### WHAT THIS TASK INVOLVES:
Which lines hold the word "Configuration"? Copy each of them.
**** DATA LINES ****
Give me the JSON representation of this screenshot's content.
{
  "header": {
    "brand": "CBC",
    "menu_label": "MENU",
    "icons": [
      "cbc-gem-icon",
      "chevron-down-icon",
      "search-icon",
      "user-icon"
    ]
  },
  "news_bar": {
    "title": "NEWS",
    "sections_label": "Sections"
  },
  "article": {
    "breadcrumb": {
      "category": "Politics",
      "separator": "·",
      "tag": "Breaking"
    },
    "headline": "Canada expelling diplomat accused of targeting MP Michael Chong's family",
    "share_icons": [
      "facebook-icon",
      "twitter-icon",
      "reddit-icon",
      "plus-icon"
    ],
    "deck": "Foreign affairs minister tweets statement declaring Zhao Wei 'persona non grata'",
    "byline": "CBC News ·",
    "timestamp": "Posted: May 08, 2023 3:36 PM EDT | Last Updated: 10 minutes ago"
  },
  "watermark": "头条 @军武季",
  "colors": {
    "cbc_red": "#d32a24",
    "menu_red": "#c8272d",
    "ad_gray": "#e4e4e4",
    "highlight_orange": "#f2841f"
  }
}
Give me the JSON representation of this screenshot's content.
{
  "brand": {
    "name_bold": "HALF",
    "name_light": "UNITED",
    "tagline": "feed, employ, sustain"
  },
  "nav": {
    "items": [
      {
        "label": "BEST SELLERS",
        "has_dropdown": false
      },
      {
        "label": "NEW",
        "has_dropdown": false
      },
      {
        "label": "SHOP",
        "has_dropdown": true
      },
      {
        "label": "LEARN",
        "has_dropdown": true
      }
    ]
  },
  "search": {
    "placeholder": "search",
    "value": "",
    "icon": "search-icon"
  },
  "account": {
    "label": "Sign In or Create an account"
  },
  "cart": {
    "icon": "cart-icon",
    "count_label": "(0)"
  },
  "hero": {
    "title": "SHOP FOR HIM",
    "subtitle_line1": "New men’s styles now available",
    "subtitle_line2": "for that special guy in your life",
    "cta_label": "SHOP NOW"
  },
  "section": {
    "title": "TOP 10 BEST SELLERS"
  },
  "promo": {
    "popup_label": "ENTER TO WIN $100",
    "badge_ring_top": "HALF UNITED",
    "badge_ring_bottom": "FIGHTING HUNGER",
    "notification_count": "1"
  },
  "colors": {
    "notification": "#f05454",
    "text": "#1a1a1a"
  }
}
****
**** DATA LINES ****
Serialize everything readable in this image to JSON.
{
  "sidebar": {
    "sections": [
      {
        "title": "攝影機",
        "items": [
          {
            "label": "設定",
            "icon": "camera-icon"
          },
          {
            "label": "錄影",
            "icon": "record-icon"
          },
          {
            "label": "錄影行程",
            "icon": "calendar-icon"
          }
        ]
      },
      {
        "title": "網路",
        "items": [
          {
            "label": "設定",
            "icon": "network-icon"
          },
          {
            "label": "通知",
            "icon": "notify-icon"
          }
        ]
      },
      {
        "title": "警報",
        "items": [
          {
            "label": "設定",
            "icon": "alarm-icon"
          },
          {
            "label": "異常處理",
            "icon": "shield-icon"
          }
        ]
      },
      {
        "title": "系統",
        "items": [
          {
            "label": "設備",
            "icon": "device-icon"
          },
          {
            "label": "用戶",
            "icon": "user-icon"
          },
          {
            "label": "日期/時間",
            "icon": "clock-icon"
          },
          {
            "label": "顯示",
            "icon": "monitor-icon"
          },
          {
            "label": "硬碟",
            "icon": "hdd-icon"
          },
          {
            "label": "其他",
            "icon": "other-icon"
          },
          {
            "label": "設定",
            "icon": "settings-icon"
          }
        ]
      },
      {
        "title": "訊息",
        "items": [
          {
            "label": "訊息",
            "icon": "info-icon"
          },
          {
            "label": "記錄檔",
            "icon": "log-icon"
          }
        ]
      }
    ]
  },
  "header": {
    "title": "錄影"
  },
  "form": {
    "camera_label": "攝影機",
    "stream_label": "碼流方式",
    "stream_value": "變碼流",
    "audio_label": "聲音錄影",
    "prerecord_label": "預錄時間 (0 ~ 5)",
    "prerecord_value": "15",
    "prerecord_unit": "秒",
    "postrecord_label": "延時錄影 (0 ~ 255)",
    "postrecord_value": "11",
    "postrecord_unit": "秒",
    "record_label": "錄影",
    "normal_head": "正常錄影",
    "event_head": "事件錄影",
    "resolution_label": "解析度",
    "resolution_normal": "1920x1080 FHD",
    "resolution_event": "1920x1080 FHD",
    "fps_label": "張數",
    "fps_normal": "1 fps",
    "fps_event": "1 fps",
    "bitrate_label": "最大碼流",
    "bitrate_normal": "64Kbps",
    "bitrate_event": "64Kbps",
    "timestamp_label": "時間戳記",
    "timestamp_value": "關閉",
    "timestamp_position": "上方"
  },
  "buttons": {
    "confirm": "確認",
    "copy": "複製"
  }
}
****
**** DATA LINES ****
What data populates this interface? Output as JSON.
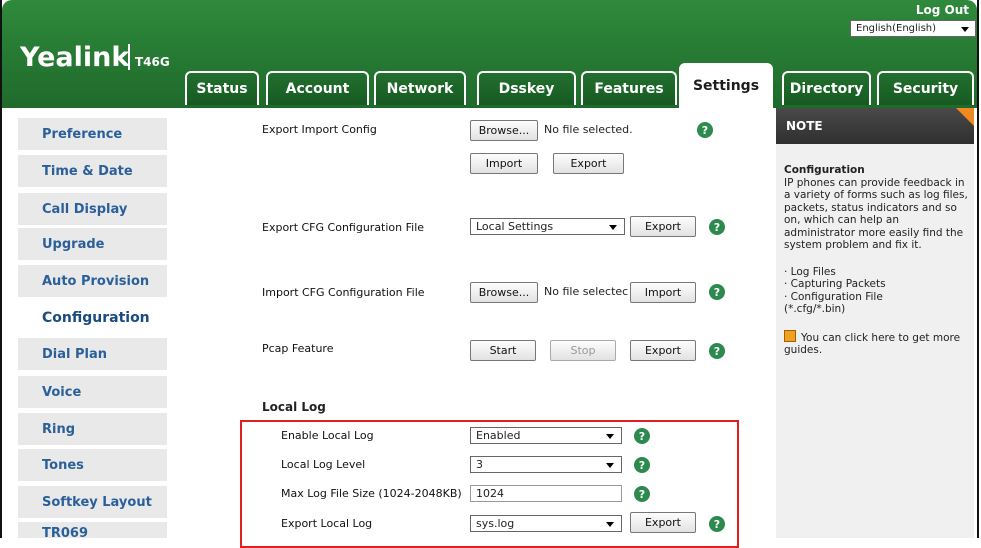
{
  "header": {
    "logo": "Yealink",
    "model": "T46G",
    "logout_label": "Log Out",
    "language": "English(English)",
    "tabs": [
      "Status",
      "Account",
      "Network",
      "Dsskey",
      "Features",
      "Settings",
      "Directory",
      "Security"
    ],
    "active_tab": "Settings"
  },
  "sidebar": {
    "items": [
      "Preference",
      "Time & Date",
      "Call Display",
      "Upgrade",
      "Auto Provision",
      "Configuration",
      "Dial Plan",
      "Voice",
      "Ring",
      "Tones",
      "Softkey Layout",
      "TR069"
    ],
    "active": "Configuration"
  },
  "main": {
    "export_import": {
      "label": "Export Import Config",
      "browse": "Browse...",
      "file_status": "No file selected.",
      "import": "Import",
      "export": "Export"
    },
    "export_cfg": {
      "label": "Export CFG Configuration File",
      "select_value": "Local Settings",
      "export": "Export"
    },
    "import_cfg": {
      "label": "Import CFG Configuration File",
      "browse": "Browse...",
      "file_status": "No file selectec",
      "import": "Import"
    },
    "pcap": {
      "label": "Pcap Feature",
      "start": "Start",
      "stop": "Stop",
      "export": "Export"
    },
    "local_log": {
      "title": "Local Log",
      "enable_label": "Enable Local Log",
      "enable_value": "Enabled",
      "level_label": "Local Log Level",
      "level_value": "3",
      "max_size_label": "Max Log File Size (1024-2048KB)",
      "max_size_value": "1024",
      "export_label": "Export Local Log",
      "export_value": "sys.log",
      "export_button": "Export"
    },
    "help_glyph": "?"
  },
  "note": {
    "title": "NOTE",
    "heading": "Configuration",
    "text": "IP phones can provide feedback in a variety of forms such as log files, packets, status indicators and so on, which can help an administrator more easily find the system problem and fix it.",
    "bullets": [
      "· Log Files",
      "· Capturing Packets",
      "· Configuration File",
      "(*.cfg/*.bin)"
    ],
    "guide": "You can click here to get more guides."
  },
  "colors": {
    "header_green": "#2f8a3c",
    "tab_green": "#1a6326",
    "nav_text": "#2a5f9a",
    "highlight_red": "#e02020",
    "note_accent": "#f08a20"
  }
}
****
### RESPONSE TO THIS EXERCISE:
      "Configuration",
    "active": "Configuration"
      "label": "Export CFG Configuration File",
      "label": "Import CFG Configuration File",
    "heading": "Configuration",
      "· Configuration File",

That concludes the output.